EXTRACTED TEXT section start

Italian version

Franz (František) Bardon (1909-1958) was an occultist and teacher of Hermeticism. He was born in Opava (Austrian Silesia, now the Czech Republic), the first of 13 brothers and sisters. His father, Viktor, was a devoted Christian mystic; there is no biographical information about his mother, Hedvika Herodkova. He had two children, Lumir and Marie.

His story is a mixture of truth and legend, and in fact, we know very little about his personal

life. According to one of these legends, at the age of 16, the spirit of an initiate, the master Arion, came to inhabit his body in response to his father’s prayers who sought personal guidance.

In his early years, Bardon worked as an appreciated theatrical under the name of “Frabato”. Due to his interest in occult practices, he was imprisoned for three and a half years in a Nazi concentration camp in his thirties. We scarcely know about his experiences at that time, aside from the horror of the situation itself; some argue the real reason for the imprisonment was his refusal to reveal his occult methods to the Führer.

After that experience, he became known as a healer and teacher of Hermeticism. It was around that time that he wrote the three books which he is known for: Initiation into Hermetics (IIH), The Practice of Magical Evocation (PME) and The Key to the True Qabbalah (KTQ).

EXTRACTED TEXT section end

TASKS FOR THIS EXERCISE =>
1. According to the Franz Bardon biography, in which town was he born?
2. How would the Franz Bardon biography go on after its final sentence? Write the next part.

RECORDED DATA section start

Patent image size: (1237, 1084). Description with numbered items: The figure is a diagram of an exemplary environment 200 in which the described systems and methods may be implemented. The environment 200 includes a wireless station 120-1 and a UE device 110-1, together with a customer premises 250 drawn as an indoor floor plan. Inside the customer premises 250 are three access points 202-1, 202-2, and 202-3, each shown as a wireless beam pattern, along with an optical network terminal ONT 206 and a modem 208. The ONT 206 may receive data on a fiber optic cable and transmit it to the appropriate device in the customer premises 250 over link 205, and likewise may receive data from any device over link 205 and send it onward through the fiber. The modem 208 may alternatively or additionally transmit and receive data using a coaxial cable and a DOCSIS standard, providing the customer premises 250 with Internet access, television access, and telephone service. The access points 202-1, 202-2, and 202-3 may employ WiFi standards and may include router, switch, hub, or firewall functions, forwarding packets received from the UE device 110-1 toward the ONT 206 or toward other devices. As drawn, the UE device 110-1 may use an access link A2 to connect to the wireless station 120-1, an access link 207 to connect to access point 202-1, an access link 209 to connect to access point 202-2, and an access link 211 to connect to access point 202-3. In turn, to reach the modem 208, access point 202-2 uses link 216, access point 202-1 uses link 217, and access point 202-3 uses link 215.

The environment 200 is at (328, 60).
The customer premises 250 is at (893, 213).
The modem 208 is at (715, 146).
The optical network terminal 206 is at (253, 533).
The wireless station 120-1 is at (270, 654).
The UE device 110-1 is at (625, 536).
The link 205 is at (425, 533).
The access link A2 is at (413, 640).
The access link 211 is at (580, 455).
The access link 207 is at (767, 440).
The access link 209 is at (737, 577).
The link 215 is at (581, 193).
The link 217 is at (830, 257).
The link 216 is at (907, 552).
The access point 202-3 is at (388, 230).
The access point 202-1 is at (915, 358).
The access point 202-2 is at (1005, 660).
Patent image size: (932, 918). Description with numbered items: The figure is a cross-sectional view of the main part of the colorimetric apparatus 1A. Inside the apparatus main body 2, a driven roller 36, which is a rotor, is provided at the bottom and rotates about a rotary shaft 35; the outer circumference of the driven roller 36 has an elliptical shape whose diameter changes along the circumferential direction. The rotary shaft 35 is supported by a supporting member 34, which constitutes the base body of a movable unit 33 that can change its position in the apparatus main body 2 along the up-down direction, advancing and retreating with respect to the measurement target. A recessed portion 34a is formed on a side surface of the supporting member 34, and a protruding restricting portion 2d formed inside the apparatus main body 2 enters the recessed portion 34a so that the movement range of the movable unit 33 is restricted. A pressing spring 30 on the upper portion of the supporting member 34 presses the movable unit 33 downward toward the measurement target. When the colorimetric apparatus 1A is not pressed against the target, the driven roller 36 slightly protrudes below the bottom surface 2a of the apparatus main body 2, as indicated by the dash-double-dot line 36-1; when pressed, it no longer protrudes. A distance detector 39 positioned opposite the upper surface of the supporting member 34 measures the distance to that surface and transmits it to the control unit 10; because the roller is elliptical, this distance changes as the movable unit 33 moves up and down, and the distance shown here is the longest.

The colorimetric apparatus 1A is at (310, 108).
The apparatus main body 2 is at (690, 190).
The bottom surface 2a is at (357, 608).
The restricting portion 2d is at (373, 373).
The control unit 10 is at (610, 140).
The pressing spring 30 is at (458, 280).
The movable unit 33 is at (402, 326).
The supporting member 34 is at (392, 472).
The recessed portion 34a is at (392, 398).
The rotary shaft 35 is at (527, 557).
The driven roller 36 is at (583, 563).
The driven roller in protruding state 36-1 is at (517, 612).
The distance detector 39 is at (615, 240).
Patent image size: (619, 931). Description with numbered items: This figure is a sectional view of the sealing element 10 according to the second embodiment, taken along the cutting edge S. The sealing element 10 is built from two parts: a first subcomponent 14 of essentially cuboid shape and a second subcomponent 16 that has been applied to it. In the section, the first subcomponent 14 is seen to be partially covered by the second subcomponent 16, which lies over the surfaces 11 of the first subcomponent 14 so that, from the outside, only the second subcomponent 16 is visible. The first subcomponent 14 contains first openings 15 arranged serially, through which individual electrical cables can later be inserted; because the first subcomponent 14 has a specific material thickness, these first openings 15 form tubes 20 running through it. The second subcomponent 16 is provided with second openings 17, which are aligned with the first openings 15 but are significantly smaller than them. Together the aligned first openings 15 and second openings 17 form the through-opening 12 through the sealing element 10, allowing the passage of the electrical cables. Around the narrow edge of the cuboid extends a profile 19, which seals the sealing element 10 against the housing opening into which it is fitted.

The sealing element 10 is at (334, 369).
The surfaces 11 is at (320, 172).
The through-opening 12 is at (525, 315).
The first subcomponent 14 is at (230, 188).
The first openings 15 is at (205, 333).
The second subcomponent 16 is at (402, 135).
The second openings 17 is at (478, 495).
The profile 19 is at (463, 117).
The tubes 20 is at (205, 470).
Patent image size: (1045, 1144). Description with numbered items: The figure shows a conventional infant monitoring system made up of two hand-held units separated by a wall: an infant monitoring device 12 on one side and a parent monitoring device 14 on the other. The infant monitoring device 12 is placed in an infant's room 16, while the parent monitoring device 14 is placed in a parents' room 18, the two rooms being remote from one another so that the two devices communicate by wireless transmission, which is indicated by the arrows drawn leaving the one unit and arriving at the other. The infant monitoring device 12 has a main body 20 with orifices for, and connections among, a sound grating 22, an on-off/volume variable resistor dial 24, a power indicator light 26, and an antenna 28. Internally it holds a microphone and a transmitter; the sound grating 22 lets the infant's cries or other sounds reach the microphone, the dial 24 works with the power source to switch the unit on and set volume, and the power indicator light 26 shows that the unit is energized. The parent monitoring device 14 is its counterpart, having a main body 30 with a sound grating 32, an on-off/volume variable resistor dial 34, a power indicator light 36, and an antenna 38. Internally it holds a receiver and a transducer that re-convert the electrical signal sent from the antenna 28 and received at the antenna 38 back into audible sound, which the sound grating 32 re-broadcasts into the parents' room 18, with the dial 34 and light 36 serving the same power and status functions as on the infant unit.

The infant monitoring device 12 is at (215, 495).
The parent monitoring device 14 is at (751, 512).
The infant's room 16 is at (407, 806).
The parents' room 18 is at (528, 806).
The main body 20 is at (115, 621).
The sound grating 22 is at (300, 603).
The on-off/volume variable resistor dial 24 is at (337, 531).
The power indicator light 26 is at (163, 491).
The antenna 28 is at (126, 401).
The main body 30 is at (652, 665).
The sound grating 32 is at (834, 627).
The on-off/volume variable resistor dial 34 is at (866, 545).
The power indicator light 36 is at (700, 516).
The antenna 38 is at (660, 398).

RECORDED DATA section end

RESPONSES IN ORDER =>
1. Opava

2.
His healing methods and activity as a popularizer of occult practices sparked the ire of the Czechoslovakian Communist government that arose after the war, and in the late 1950s, Bardon was again imprisoned, where he apparently died of pancreatitis. Even in these final stages, the news becomes contradictory. The family could not see his body; the police destroyed his laboratory, and his papers were burned or confiscated.

According to his direct students, Bardon was a man of great humanity and humility who sought not greatness or power but a teaching system of Hermetic Magic accessible to all men and women of goodwill. Much speculation has been made about who Bardon’s human teachers were; there are, of course, many parallels with other systems of practice, both Eastern and Western, but ultimately whether a system is coherent whatever its origin is not a matter of concern.